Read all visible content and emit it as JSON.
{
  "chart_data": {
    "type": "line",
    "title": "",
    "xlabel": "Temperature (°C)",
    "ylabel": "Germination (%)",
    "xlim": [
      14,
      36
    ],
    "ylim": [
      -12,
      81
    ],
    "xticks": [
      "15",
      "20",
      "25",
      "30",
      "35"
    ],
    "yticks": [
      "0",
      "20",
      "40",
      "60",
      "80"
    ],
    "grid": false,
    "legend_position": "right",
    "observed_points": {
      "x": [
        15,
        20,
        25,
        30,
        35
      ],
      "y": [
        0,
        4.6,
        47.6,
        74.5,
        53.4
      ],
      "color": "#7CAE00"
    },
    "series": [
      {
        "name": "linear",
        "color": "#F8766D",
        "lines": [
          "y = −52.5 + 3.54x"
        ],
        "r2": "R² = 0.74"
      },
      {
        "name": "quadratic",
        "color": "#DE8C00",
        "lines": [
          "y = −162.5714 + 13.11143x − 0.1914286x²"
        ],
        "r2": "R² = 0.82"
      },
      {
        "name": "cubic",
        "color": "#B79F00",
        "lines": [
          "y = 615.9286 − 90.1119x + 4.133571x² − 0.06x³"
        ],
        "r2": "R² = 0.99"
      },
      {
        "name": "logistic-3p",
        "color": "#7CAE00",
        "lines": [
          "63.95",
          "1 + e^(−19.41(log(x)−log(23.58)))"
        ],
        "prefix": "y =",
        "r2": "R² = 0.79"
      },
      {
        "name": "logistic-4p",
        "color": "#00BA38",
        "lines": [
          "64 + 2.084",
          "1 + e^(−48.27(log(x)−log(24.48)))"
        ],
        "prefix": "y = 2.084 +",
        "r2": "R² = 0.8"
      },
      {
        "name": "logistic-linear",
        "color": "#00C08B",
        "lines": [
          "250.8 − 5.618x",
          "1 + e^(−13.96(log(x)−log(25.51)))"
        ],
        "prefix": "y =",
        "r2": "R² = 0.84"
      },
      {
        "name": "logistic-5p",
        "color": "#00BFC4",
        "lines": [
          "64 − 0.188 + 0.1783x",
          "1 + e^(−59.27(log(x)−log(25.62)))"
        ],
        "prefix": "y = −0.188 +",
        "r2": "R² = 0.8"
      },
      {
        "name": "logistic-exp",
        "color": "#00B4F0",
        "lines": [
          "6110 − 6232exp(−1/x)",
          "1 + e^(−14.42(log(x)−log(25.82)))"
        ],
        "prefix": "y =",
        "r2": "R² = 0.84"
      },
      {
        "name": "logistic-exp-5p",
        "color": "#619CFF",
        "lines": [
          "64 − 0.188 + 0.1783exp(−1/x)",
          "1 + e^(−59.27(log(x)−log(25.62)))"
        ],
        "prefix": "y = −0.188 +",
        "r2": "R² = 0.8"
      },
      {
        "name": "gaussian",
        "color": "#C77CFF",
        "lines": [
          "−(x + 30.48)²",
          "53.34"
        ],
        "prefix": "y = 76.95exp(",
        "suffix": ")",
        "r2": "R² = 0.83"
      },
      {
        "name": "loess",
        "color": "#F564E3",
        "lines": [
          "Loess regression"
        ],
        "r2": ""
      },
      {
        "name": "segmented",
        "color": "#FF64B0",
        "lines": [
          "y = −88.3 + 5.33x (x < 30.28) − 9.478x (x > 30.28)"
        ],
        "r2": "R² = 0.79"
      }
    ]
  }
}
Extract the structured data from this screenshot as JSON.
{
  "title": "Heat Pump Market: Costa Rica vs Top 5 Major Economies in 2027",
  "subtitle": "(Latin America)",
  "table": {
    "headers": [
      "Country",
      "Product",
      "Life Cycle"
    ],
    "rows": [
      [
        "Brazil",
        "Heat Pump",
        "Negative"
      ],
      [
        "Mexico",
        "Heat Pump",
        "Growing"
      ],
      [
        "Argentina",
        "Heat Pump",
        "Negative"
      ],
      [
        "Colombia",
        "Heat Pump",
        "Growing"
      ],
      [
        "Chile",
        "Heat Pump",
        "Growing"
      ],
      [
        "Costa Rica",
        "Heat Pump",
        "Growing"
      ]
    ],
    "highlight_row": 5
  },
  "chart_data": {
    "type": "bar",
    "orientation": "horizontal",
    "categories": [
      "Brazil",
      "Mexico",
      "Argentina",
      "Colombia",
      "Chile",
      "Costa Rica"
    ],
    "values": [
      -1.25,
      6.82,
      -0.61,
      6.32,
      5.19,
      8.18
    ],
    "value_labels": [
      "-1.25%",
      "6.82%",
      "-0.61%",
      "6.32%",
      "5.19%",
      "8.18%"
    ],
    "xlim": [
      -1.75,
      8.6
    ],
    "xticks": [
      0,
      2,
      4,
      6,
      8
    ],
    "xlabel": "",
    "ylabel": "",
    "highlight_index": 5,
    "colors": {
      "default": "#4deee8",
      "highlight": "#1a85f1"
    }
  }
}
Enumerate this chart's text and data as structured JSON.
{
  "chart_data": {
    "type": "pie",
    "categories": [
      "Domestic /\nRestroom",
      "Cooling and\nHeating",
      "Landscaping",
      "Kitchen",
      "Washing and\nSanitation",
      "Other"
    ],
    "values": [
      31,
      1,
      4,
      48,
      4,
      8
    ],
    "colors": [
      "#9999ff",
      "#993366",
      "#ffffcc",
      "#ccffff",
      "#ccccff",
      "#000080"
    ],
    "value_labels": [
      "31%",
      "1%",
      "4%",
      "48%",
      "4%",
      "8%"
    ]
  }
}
____________
• Required work:
From the records above, please extract every line and repeat it exactly.

• Correct result:
Read all visible content and emit it as JSON.
{
  "chart_data": {
    "type": "line",
    "title": "",
    "xlabel": "Temperature (°C)",
    "ylabel": "Germination (%)",
    "xlim": [
      14,
      36
    ],
    "ylim": [
      -12,
      81
    ],
    "xticks": [
      "15",
      "20",
      "25",
      "30",
      "35"
    ],
    "yticks": [
      "0",
      "20",
      "40",
      "60",
      "80"
    ],
    "grid": false,
    "legend_position": "right",
    "observed_points": {
      "x": [
        15,
        20,
        25,
        30,
        35
      ],
      "y": [
        0,
        4.6,
        47.6,
        74.5,
        53.4
      ],
      "color": "#7CAE00"
    },
    "series": [
      {
        "name": "linear",
        "color": "#F8766D",
        "lines": [
          "y = −52.5 + 3.54x"
        ],
        "r2": "R² = 0.74"
      },
      {
        "name": "quadratic",
        "color": "#DE8C00",
        "lines": [
          "y = −162.5714 + 13.11143x − 0.1914286x²"
        ],
        "r2": "R² = 0.82"
      },
      {
        "name": "cubic",
        "color": "#B79F00",
        "lines": [
          "y = 615.9286 − 90.1119x + 4.133571x² − 0.06x³"
        ],
        "r2": "R² = 0.99"
      },
      {
        "name": "logistic-3p",
        "color": "#7CAE00",
        "lines": [
          "63.95",
          "1 + e^(−19.41(log(x)−log(23.58)))"
        ],
        "prefix": "y =",
        "r2": "R² = 0.79"
      },
      {
        "name": "logistic-4p",
        "color": "#00BA38",
        "lines": [
          "64 + 2.084",
          "1 + e^(−48.27(log(x)−log(24.48)))"
        ],
        "prefix": "y = 2.084 +",
        "r2": "R² = 0.8"
      },
      {
        "name": "logistic-linear",
        "color": "#00C08B",
        "lines": [
          "250.8 − 5.618x",
          "1 + e^(−13.96(log(x)−log(25.51)))"
        ],
        "prefix": "y =",
        "r2": "R² = 0.84"
      },
      {
        "name": "logistic-5p",
        "color": "#00BFC4",
        "lines": [
          "64 − 0.188 + 0.1783x",
          "1 + e^(−59.27(log(x)−log(25.62)))"
        ],
        "prefix": "y = −0.188 +",
        "r2": "R² = 0.8"
      },
      {
        "name": "logistic-exp",
        "color": "#00B4F0",
        "lines": [
          "6110 − 6232exp(−1/x)",
          "1 + e^(−14.42(log(x)−log(25.82)))"
        ],
        "prefix": "y =",
        "r2": "R² = 0.84"
      },
      {
        "name": "logistic-exp-5p",
        "color": "#619CFF",
        "lines": [
          "64 − 0.188 + 0.1783exp(−1/x)",
          "1 + e^(−59.27(log(x)−log(25.62)))"
        ],
        "prefix": "y = −0.188 +",
        "r2": "R² = 0.8"
      },
      {
        "name": "gaussian",
        "color": "#C77CFF",
        "lines": [
          "−(x + 30.48)²",
          "53.34"
        ],
        "prefix": "y = 76.95exp(",
        "suffix": ")",
        "r2": "R² = 0.83"
      },
      {
        "name": "loess",
        "color": "#F564E3",
        "lines": [
          "Loess regression"
        ],
        "r2": ""
      },
      {
        "name": "segmented",
        "color": "#FF64B0",
        "lines": [
          "y = −88.3 + 5.33x (x < 30.28) − 9.478x (x > 30.28)"
        ],
        "r2": "R² = 0.79"
      }
    ]
  }
}
Extract the structured data from this screenshot as JSON.
{
  "title": "Heat Pump Market: Costa Rica vs Top 5 Major Economies in 2027",
  "subtitle": "(Latin America)",
  "table": {
    "headers": [
      "Country",
      "Product",
      "Life Cycle"
    ],
    "rows": [
      [
        "Brazil",
        "Heat Pump",
        "Negative"
      ],
      [
        "Mexico",
        "Heat Pump",
        "Growing"
      ],
      [
        "Argentina",
        "Heat Pump",
        "Negative"
      ],
      [
        "Colombia",
        "Heat Pump",
        "Growing"
      ],
      [
        "Chile",
        "Heat Pump",
        "Growing"
      ],
      [
        "Costa Rica",
        "Heat Pump",
        "Growing"
      ]
    ],
    "highlight_row": 5
  },
  "chart_data": {
    "type": "bar",
    "orientation": "horizontal",
    "categories": [
      "Brazil",
      "Mexico",
      "Argentina",
      "Colombia",
      "Chile",
      "Costa Rica"
    ],
    "values": [
      -1.25,
      6.82,
      -0.61,
      6.32,
      5.19,
      8.18
    ],
    "value_labels": [
      "-1.25%",
      "6.82%",
      "-0.61%",
      "6.32%",
      "5.19%",
      "8.18%"
    ],
    "xlim": [
      -1.75,
      8.6
    ],
    "xticks": [
      0,
      2,
      4,
      6,
      8
    ],
    "xlabel": "",
    "ylabel": "",
    "highlight_index": 5,
    "colors": {
      "default": "#4deee8",
      "highlight": "#1a85f1"
    }
  }
}
Enumerate this chart's text and data as structured JSON.
{
  "chart_data": {
    "type": "pie",
    "categories": [
      "Domestic /\nRestroom",
      "Cooling and\nHeating",
      "Landscaping",
      "Kitchen",
      "Washing and\nSanitation",
      "Other"
    ],
    "values": [
      31,
      1,
      4,
      48,
      4,
      8
    ],
    "colors": [
      "#9999ff",
      "#993366",
      "#ffffcc",
      "#ccffff",
      "#ccccff",
      "#000080"
    ],
    "value_labels": [
      "31%",
      "1%",
      "4%",
      "48%",
      "4%",
      "8%"
    ]
  }
}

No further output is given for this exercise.